- _Work to be completed_
Quote every line of the data below verbatim, without changing a single character.

## Start Material supplied

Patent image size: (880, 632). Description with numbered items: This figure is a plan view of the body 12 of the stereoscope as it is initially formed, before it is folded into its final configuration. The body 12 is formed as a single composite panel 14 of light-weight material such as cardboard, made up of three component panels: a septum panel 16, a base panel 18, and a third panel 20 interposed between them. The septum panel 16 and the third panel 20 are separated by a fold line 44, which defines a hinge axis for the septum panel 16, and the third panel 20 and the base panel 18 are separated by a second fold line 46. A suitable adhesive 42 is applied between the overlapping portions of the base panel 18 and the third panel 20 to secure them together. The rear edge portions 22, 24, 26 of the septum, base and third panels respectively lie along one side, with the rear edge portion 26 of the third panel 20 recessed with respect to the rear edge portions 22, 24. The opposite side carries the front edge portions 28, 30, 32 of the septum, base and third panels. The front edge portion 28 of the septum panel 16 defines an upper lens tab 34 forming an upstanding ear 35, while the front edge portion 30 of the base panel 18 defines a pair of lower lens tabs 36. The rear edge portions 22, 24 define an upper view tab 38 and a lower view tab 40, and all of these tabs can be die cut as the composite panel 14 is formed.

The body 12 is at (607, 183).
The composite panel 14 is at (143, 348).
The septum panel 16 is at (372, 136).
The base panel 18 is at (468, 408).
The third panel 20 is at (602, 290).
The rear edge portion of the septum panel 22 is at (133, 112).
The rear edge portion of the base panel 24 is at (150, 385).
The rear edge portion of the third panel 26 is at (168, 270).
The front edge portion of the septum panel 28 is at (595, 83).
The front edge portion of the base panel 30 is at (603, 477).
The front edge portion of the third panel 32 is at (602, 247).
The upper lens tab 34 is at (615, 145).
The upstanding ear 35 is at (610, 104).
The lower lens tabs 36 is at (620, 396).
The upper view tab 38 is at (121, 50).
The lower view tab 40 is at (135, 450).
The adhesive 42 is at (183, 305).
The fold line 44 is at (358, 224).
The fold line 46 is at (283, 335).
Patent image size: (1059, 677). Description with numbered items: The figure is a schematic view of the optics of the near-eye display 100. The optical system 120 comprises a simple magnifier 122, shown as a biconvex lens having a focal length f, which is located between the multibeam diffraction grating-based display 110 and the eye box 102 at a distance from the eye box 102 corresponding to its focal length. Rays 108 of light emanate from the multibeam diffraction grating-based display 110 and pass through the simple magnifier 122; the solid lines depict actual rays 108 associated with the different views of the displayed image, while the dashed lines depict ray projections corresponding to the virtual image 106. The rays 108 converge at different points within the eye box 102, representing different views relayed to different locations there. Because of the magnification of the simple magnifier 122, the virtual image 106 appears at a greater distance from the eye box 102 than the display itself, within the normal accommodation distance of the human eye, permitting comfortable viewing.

## End Material supplied

- _Result of this task_
Patent image size: (880, 632). Description with numbered items: This figure is a plan view of the body 12 of the stereoscope as it is initially formed, before it is folded into its final configuration. The body 12 is formed as a single composite panel 14 of light-weight material such as cardboard, made up of three component panels: a septum panel 16, a base panel 18, and a third panel 20 interposed between them. The septum panel 16 and the third panel 20 are separated by a fold line 44, which defines a hinge axis for the septum panel 16, and the third panel 20 and the base panel 18 are separated by a second fold line 46. A suitable adhesive 42 is applied between the overlapping portions of the base panel 18 and the third panel 20 to secure them together. The rear edge portions 22, 24, 26 of the septum, base and third panels respectively lie along one side, with the rear edge portion 26 of the third panel 20 recessed with respect to the rear edge portions 22, 24. The opposite side carries the front edge portions 28, 30, 32 of the septum, base and third panels. The front edge portion 28 of the septum panel 16 defines an upper lens tab 34 forming an upstanding ear 35, while the front edge portion 30 of the base panel 18 defines a pair of lower lens tabs 36. The rear edge portions 22, 24 define an upper view tab 38 and a lower view tab 40, and all of these tabs can be die cut as the composite panel 14 is formed.

The body 12 is at (607, 183).
The composite panel 14 is at (143, 348).
The septum panel 16 is at (372, 136).
The base panel 18 is at (468, 408).
The third panel 20 is at (602, 290).
The rear edge portion of the septum panel 22 is at (133, 112).
The rear edge portion of the base panel 24 is at (150, 385).
The rear edge portion of the third panel 26 is at (168, 270).
The front edge portion of the septum panel 28 is at (595, 83).
The front edge portion of the base panel 30 is at (603, 477).
The front edge portion of the third panel 32 is at (602, 247).
The upper lens tab 34 is at (615, 145).
The upstanding ear 35 is at (610, 104).
The lower lens tabs 36 is at (620, 396).
The upper view tab 38 is at (121, 50).
The lower view tab 40 is at (135, 450).
The adhesive 42 is at (183, 305).
The fold line 44 is at (358, 224).
The fold line 46 is at (283, 335).
Patent image size: (1059, 677). Description with numbered items: The figure is a schematic view of the optics of the near-eye display 100. The optical system 120 comprises a simple magnifier 122, shown as a biconvex lens having a focal length f, which is located between the multibeam diffraction grating-based display 110 and the eye box 102 at a distance from the eye box 102 corresponding to its focal length. Rays 108 of light emanate from the multibeam diffraction grating-based display 110 and pass through the simple magnifier 122; the solid lines depict actual rays 108 associated with the different views of the displayed image, while the dashed lines depict ray projections corresponding to the virtual image 106. The rays 108 converge at different points within the eye box 102, representing different views relayed to different locations there. Because of the magnification of the simple magnifier 122, the virtual image 106 appears at a greater distance from the eye box 102 than the display itself, within the normal accommodation distance of the human eye, permitting comfortable viewing.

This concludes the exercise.